-- START MATERIAL SUPPLIED --

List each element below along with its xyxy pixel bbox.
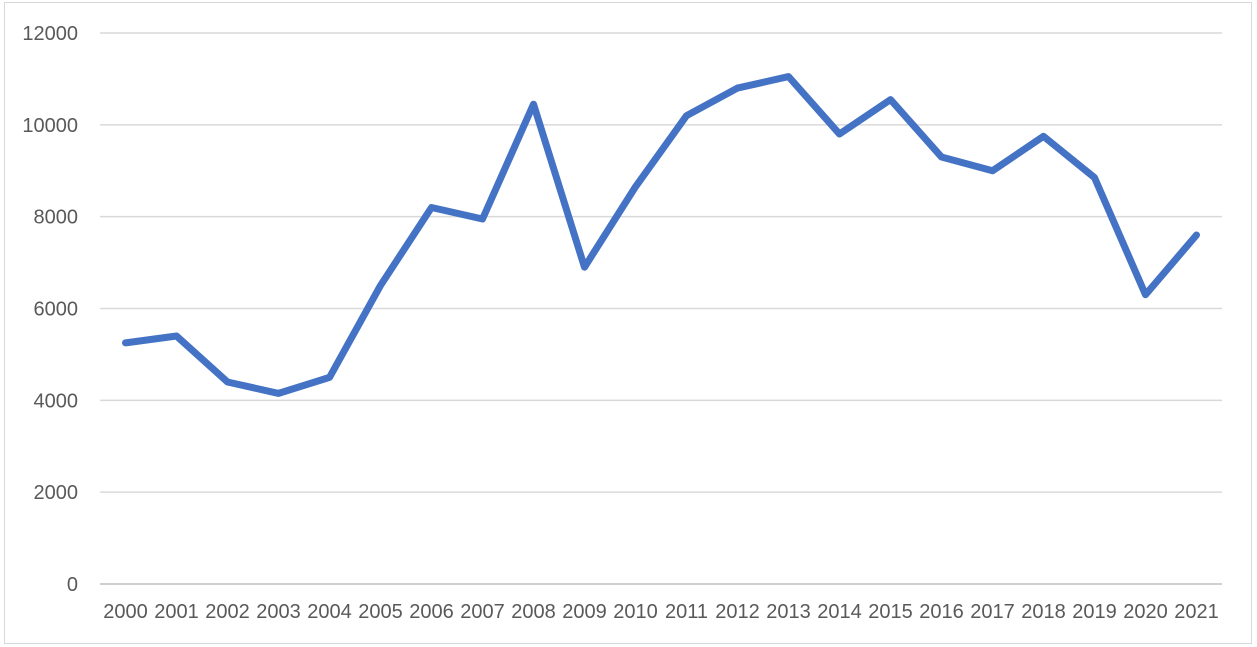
y-axis-tick-label: 6000 <box>34 299 79 321</box>
x-axis-tick-label: 2006 <box>409 601 454 623</box>
x-axis-tick-label: 2020 <box>1123 601 1168 623</box>
x-axis-tick-label: 2008 <box>511 601 556 623</box>
x-axis-tick-label: 2007 <box>460 601 505 623</box>
y-axis-tick-label: 4000 <box>34 390 79 412</box>
data-series-line <box>122 73 1200 397</box>
x-axis-tick-label: 2016 <box>919 601 964 623</box>
x-axis-tick-label: 2014 <box>817 601 862 623</box>
x-axis-tick-label: 2012 <box>715 601 760 623</box>
x-axis-tick-label: 2011 <box>665 601 708 623</box>
x-axis-tick-label: 2000 <box>103 601 148 623</box>
x-axis-tick-label: 2010 <box>613 601 658 623</box>
x-axis-tick-label: 2001 <box>154 601 199 623</box>
y-axis-tick-label: 10000 <box>22 115 78 137</box>
y-axis-tick-label: 12000 <box>22 23 78 45</box>
x-axis-tick-label: 2005 <box>358 601 403 623</box>
y-axis-tick-label: 0 <box>67 574 78 596</box>
x-axis-tick-label: 2002 <box>205 601 250 623</box>
x-axis-tick-label: 2003 <box>256 601 301 623</box>
x-axis-tick-label: 2021 <box>1174 601 1219 623</box>
y-axis-tick-label: 2000 <box>34 482 79 504</box>
x-axis-tick-label: 2013 <box>766 601 811 623</box>
chart-border <box>4 2 1252 644</box>
x-axis-tick-label: 2015 <box>868 601 913 623</box>
x-axis-tick-label: 2009 <box>562 601 607 623</box>
x-axis-tick-label: 2017 <box>970 601 1015 623</box>
y-axis-tick-label: 8000 <box>34 207 79 229</box>
x-axis-tick-label: 2019 <box>1072 601 1117 623</box>
x-axis-tick-label: 2004 <box>307 601 352 623</box>
x-axis-tick-label: 2018 <box>1021 601 1066 623</box>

-- END MATERIAL SUPPLIED --

# WORK INSTRUCTIONS:
Retype every line of the records above exactly, leaving out the pictures.

# COMPLETED EXERCISE:
List each element below along with its xyxy pixel bbox.
y-axis-tick-label: 6000 <box>34 299 79 321</box>
x-axis-tick-label: 2006 <box>409 601 454 623</box>
x-axis-tick-label: 2020 <box>1123 601 1168 623</box>
x-axis-tick-label: 2008 <box>511 601 556 623</box>
x-axis-tick-label: 2007 <box>460 601 505 623</box>
y-axis-tick-label: 4000 <box>34 390 79 412</box>
data-series-line <box>122 73 1200 397</box>
x-axis-tick-label: 2016 <box>919 601 964 623</box>
x-axis-tick-label: 2014 <box>817 601 862 623</box>
x-axis-tick-label: 2012 <box>715 601 760 623</box>
x-axis-tick-label: 2011 <box>665 601 708 623</box>
x-axis-tick-label: 2000 <box>103 601 148 623</box>
x-axis-tick-label: 2010 <box>613 601 658 623</box>
x-axis-tick-label: 2001 <box>154 601 199 623</box>
y-axis-tick-label: 10000 <box>22 115 78 137</box>
y-axis-tick-label: 12000 <box>22 23 78 45</box>
x-axis-tick-label: 2005 <box>358 601 403 623</box>
y-axis-tick-label: 0 <box>67 574 78 596</box>
x-axis-tick-label: 2002 <box>205 601 250 623</box>
x-axis-tick-label: 2003 <box>256 601 301 623</box>
x-axis-tick-label: 2021 <box>1174 601 1219 623</box>
y-axis-tick-label: 2000 <box>34 482 79 504</box>
x-axis-tick-label: 2013 <box>766 601 811 623</box>
chart-border <box>4 2 1252 644</box>
x-axis-tick-label: 2015 <box>868 601 913 623</box>
x-axis-tick-label: 2009 <box>562 601 607 623</box>
x-axis-tick-label: 2017 <box>970 601 1015 623</box>
y-axis-tick-label: 8000 <box>34 207 79 229</box>
x-axis-tick-label: 2019 <box>1072 601 1117 623</box>
x-axis-tick-label: 2004 <box>307 601 352 623</box>
x-axis-tick-label: 2018 <box>1021 601 1066 623</box>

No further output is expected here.